#### [Exercise goal]
Copy out exactly the lines from the one containing "Output the text content of this document." through the end of the records, and no pictures.

#### [Data lines]

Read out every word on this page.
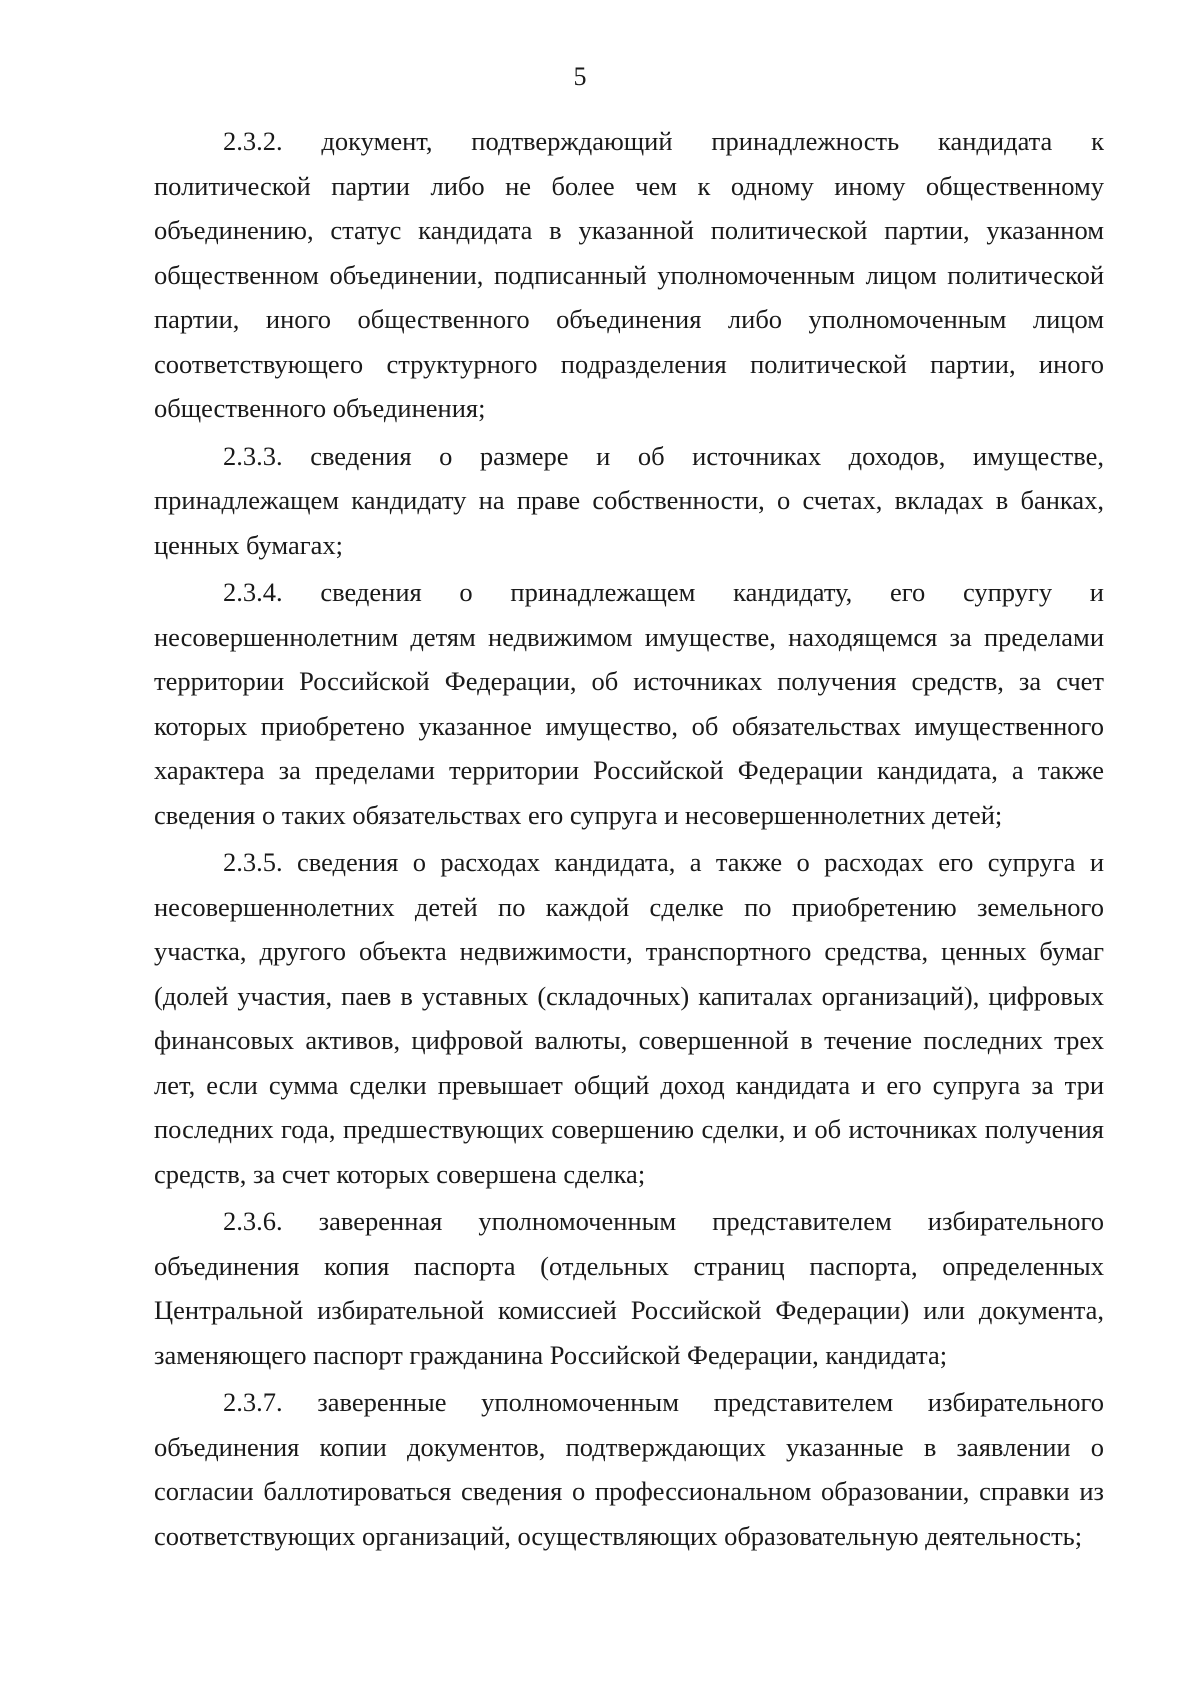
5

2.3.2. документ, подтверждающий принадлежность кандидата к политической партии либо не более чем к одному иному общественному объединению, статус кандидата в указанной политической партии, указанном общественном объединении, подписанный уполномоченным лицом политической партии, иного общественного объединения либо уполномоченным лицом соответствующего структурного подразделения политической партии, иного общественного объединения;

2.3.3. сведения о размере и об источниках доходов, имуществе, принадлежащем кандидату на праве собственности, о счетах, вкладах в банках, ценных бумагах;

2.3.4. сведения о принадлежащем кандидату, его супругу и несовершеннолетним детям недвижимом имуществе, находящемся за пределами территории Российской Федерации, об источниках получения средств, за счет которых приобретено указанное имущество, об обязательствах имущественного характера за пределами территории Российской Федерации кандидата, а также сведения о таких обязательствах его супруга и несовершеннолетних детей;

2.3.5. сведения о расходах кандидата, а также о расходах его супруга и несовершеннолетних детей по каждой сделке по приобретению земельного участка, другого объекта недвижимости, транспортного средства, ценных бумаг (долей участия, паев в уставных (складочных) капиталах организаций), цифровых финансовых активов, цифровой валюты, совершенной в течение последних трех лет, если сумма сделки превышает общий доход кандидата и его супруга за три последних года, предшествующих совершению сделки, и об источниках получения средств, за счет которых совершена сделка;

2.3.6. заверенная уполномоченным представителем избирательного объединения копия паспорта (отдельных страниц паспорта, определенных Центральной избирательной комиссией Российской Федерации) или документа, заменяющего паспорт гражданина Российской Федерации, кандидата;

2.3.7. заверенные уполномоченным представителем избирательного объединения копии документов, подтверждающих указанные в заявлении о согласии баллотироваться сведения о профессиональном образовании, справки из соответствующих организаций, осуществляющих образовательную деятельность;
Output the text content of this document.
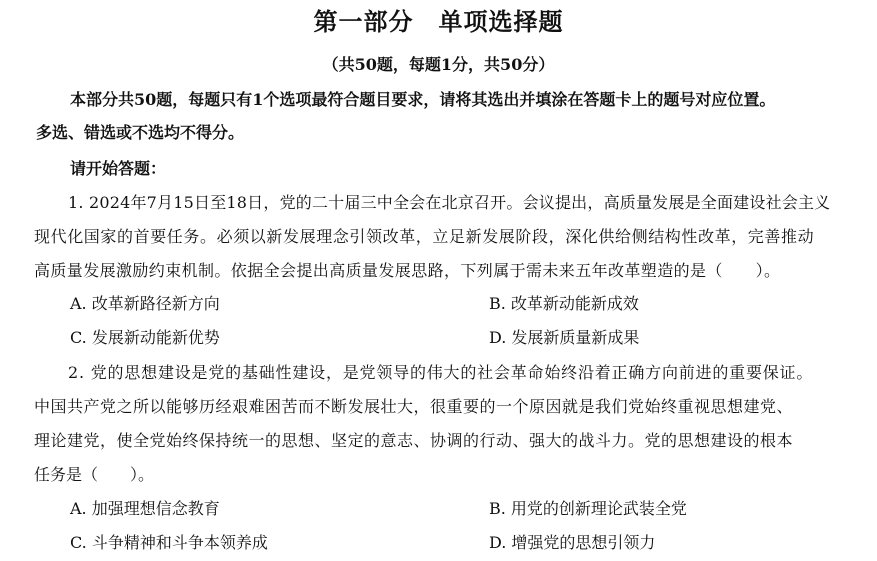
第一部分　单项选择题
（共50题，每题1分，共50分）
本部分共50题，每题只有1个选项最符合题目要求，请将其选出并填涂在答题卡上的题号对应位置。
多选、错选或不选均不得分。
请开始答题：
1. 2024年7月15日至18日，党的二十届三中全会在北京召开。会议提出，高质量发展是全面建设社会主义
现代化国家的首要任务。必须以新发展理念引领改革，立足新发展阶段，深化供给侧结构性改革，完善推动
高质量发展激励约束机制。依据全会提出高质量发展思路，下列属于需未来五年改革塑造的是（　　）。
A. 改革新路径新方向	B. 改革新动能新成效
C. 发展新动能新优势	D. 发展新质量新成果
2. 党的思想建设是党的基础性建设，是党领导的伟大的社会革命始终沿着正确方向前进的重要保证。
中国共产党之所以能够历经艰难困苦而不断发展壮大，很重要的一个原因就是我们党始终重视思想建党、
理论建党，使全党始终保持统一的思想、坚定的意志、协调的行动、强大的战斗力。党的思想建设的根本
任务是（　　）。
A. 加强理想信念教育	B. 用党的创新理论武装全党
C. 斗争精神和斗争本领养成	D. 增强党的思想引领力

#### [Solution for this exercise]
Output the text content of this document.
第一部分　单项选择题
（共50题，每题1分，共50分）
本部分共50题，每题只有1个选项最符合题目要求，请将其选出并填涂在答题卡上的题号对应位置。
多选、错选或不选均不得分。
请开始答题：
1. 2024年7月15日至18日，党的二十届三中全会在北京召开。会议提出，高质量发展是全面建设社会主义
现代化国家的首要任务。必须以新发展理念引领改革，立足新发展阶段，深化供给侧结构性改革，完善推动
高质量发展激励约束机制。依据全会提出高质量发展思路，下列属于需未来五年改革塑造的是（　　）。
A. 改革新路径新方向	B. 改革新动能新成效
C. 发展新动能新优势	D. 发展新质量新成果
2. 党的思想建设是党的基础性建设，是党领导的伟大的社会革命始终沿着正确方向前进的重要保证。
中国共产党之所以能够历经艰难困苦而不断发展壮大，很重要的一个原因就是我们党始终重视思想建党、
理论建党，使全党始终保持统一的思想、坚定的意志、协调的行动、强大的战斗力。党的思想建设的根本
任务是（　　）。
A. 加强理想信念教育	B. 用党的创新理论武装全党
C. 斗争精神和斗争本领养成	D. 增强党的思想引领力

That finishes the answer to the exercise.